TASK TO CARRY OUT — Transcribe the material in full. Nothing should differ except that the pictures are left out.

DATA ENTRIES —
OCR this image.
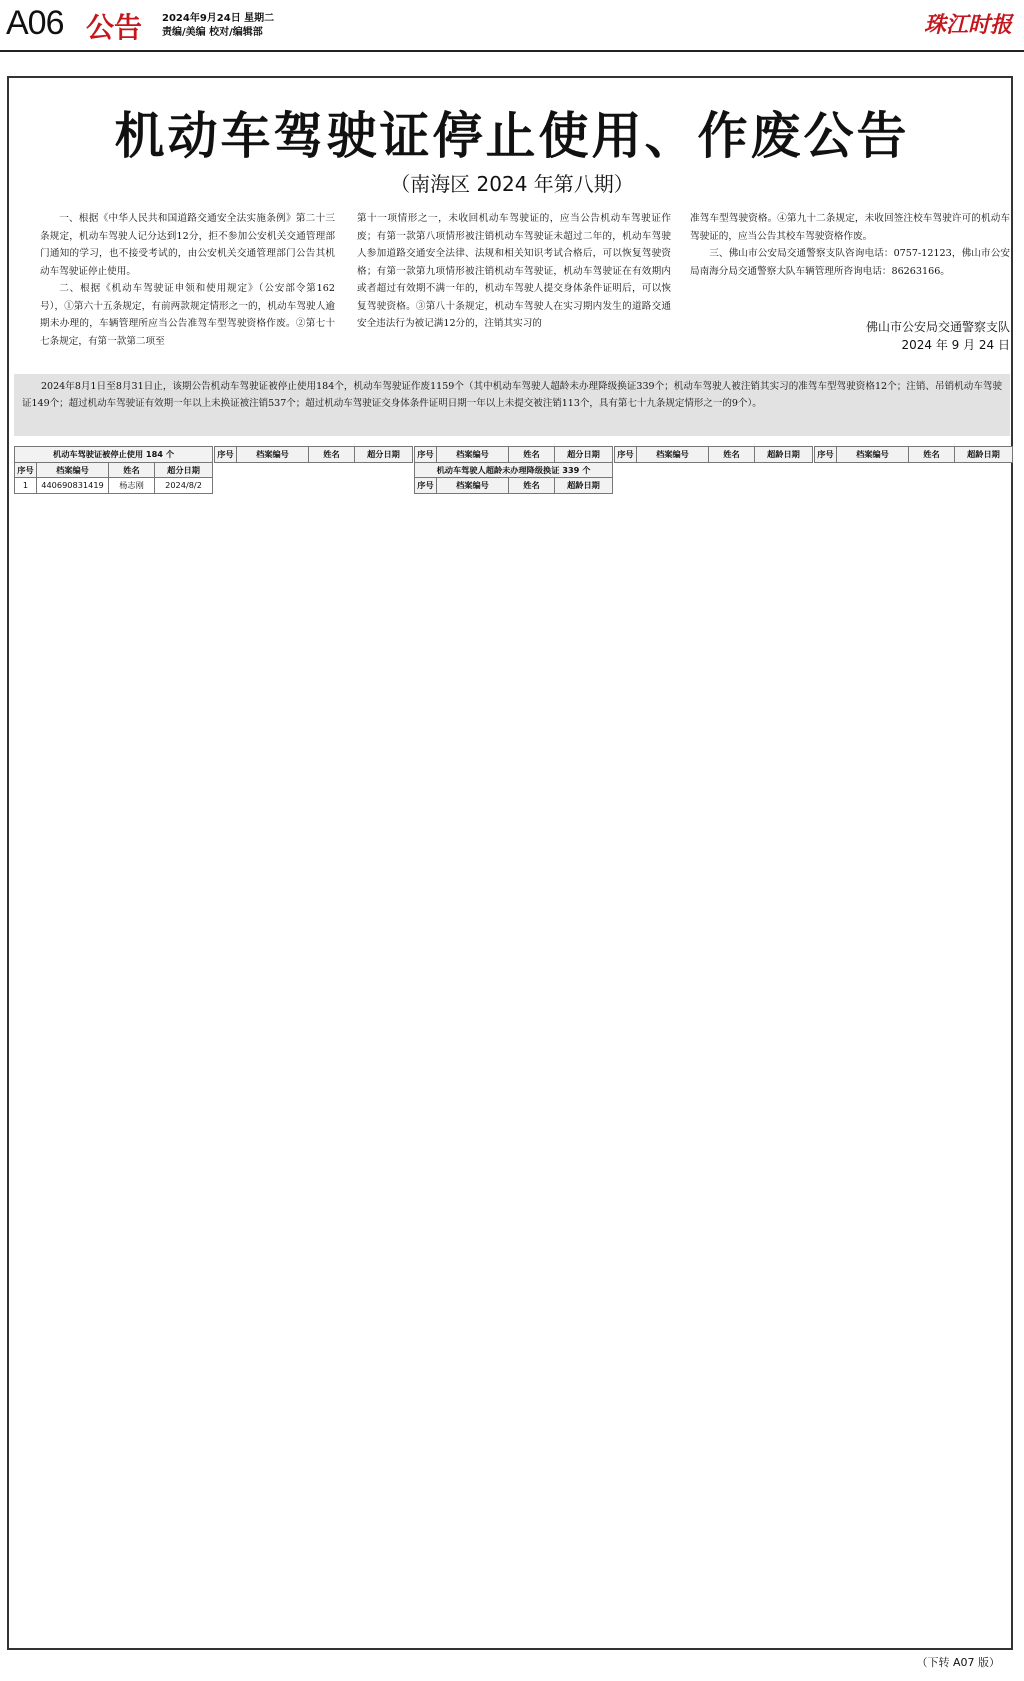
A06 公告 2024年9月24日 星期二
责编/美编 校对/编辑部	珠江时报
机动车驾驶证停止使用、作废公告
（南海区 2024 年第八期）

一、根据《中华人民共和国道路交通安全法实施条例》第二十三条规定，机动车驾驶人记分达到12分，拒不参加公安机关交通管理部门通知的学习，也不接受考试的，由公安机关交通管理部门公告其机动车驾驶证停止使用。

二、根据《机动车驾驶证申领和使用规定》（公安部令第162号），①第六十五条规定，有前两款规定情形之一的，机动车驾驶人逾期未办理的，车辆管理所应当公告准驾车型驾驶资格作废。②第七十七条规定，有第一款第二项至

第十一项情形之一，未收回机动车驾驶证的，应当公告机动车驾驶证作废；有第一款第八项情形被注销机动车驾驶证未超过二年的，机动车驾驶人参加道路交通安全法律、法规和相关知识考试合格后，可以恢复驾驶资格；有第一款第九项情形被注销机动车驾驶证，机动车驾驶证在有效期内或者超过有效期不满一年的，机动车驾驶人提交身体条件证明后，可以恢复驾驶资格。③第八十条规定，机动车驾驶人在实习期内发生的道路交通安全违法行为被记满12分的，注销其实习的

准驾车型驾驶资格。④第九十二条规定，未收回签注校车驾驶许可的机动车驾驶证的，应当公告其校车驾驶资格作废。

三、佛山市公安局交通警察支队咨询电话：0757-12123，佛山市公安局南海分局交通警察大队车辆管理所咨询电话：86263166。

佛山市公安局交通警察支队
2024 年 9 月 24 日
2024年8月1日至8月31日止，该期公告机动车驾驶证被停止使用184个，机动车驾驶证作废1159个（其中机动车驾驶人超龄未办理降级换证339个；机动车驾驶人被注销其实习的准驾车型驾驶资格12个；注销、吊销机动车驾驶证149个；超过机动车驾驶证有效期一年以上未换证被注销537个；超过机动车驾驶证交身体条件证明日期一年以上未提交被注销113个，具有第七十九条规定情形之一的9个）。
机动车驾驶证被停止使用 184 个			
序号	档案编号	姓名	超分日期
1	440690831419	杨志刚	2024/8/2
序号	档案编号	姓名	超分日期 序号	档案编号	姓名	超分日期
机动车驾驶人超龄未办理降级换证 339 个			
序号	档案编号	姓名	超龄日期
序号	档案编号	姓名	超龄日期 序号	档案编号	姓名	超龄日期
（下转 A07 版）
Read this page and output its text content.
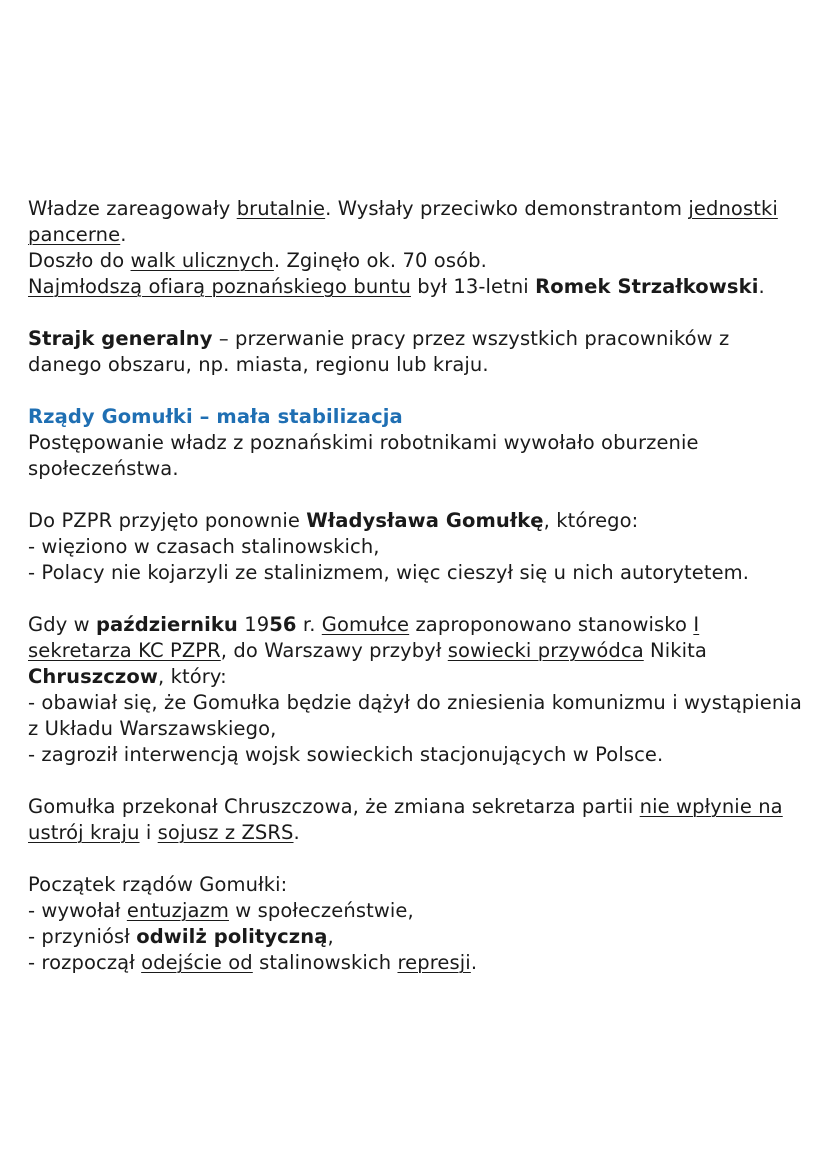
Władze zareagowały brutalnie. Wysłały przeciwko demonstrantom jednostki pancerne.

Doszło do walk ulicznych. Zginęło ok. 70 osób.

Najmłodszą ofiarą poznańskiego buntu był 13-letni Romek Strzałkowski.

Strajk generalny – przerwanie pracy przez wszystkich pracowników z danego obszaru, np. miasta, regionu lub kraju.

Rządy Gomułki – mała stabilizacja

Postępowanie władz z poznańskimi robotnikami wywołało oburzenie społeczeństwa.

Do PZPR przyjęto ponownie Władysława Gomułkę, którego:

- więziono w czasach stalinowskich,

- Polacy nie kojarzyli ze stalinizmem, więc cieszył się u nich autorytetem.

Gdy w październiku 1956 r. Gomułce zaproponowano stanowisko I sekretarza KC PZPR, do Warszawy przybył sowiecki przywódca Nikita Chruszczow, który:

- obawiał się, że Gomułka będzie dążył do zniesienia komunizmu i wystąpienia z Układu Warszawskiego,

- zagroził interwencją wojsk sowieckich stacjonujących w Polsce.

Gomułka przekonał Chruszczowa, że zmiana sekretarza partii nie wpłynie na ustrój kraju i sojusz z ZSRS.

Początek rządów Gomułki:

- wywołał entuzjazm w społeczeństwie,

- przyniósł odwilż polityczną,

- rozpoczął odejście od stalinowskich represji.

CORRECT RESPONSE —
OCR this image.
A06 公告 2024年9月24日 星期二
责编/美编 校对/编辑部	珠江时报
机动车驾驶证停止使用、作废公告
（南海区 2024 年第八期）

一、根据《中华人民共和国道路交通安全法实施条例》第二十三条规定，机动车驾驶人记分达到12分，拒不参加公安机关交通管理部门通知的学习，也不接受考试的，由公安机关交通管理部门公告其机动车驾驶证停止使用。

二、根据《机动车驾驶证申领和使用规定》（公安部令第162号），①第六十五条规定，有前两款规定情形之一的，机动车驾驶人逾期未办理的，车辆管理所应当公告准驾车型驾驶资格作废。②第七十七条规定，有第一款第二项至

第十一项情形之一，未收回机动车驾驶证的，应当公告机动车驾驶证作废；有第一款第八项情形被注销机动车驾驶证未超过二年的，机动车驾驶人参加道路交通安全法律、法规和相关知识考试合格后，可以恢复驾驶资格；有第一款第九项情形被注销机动车驾驶证，机动车驾驶证在有效期内或者超过有效期不满一年的，机动车驾驶人提交身体条件证明后，可以恢复驾驶资格。③第八十条规定，机动车驾驶人在实习期内发生的道路交通安全违法行为被记满12分的，注销其实习的

准驾车型驾驶资格。④第九十二条规定，未收回签注校车驾驶许可的机动车驾驶证的，应当公告其校车驾驶资格作废。

三、佛山市公安局交通警察支队咨询电话：0757-12123，佛山市公安局南海分局交通警察大队车辆管理所咨询电话：86263166。

佛山市公安局交通警察支队
2024 年 9 月 24 日
2024年8月1日至8月31日止，该期公告机动车驾驶证被停止使用184个，机动车驾驶证作废1159个（其中机动车驾驶人超龄未办理降级换证339个；机动车驾驶人被注销其实习的准驾车型驾驶资格12个；注销、吊销机动车驾驶证149个；超过机动车驾驶证有效期一年以上未换证被注销537个；超过机动车驾驶证交身体条件证明日期一年以上未提交被注销113个，具有第七十九条规定情形之一的9个）。
机动车驾驶证被停止使用 184 个			
序号	档案编号	姓名	超分日期
1	440690831419	杨志刚	2024/8/2
序号	档案编号	姓名	超分日期 序号	档案编号	姓名	超分日期
机动车驾驶人超龄未办理降级换证 339 个			
序号	档案编号	姓名	超龄日期
序号	档案编号	姓名	超龄日期 序号	档案编号	姓名	超龄日期
（下转 A07 版）
Read this page and output its text content.
Władze zareagowały brutalnie. Wysłały przeciwko demonstrantom jednostki pancerne.

Doszło do walk ulicznych. Zginęło ok. 70 osób.

Najmłodszą ofiarą poznańskiego buntu był 13-letni Romek Strzałkowski.

Strajk generalny – przerwanie pracy przez wszystkich pracowników z danego obszaru, np. miasta, regionu lub kraju.

Rządy Gomułki – mała stabilizacja

Postępowanie władz z poznańskimi robotnikami wywołało oburzenie społeczeństwa.

Do PZPR przyjęto ponownie Władysława Gomułkę, którego:

- więziono w czasach stalinowskich,

- Polacy nie kojarzyli ze stalinizmem, więc cieszył się u nich autorytetem.

Gdy w październiku 1956 r. Gomułce zaproponowano stanowisko I sekretarza KC PZPR, do Warszawy przybył sowiecki przywódca Nikita Chruszczow, który:

- obawiał się, że Gomułka będzie dążył do zniesienia komunizmu i wystąpienia z Układu Warszawskiego,

- zagroził interwencją wojsk sowieckich stacjonujących w Polsce.

Gomułka przekonał Chruszczowa, że zmiana sekretarza partii nie wpłynie na ustrój kraju i sojusz z ZSRS.

Początek rządów Gomułki:

- wywołał entuzjazm w społeczeństwie,

- przyniósł odwilż polityczną,

- rozpoczął odejście od stalinowskich represji.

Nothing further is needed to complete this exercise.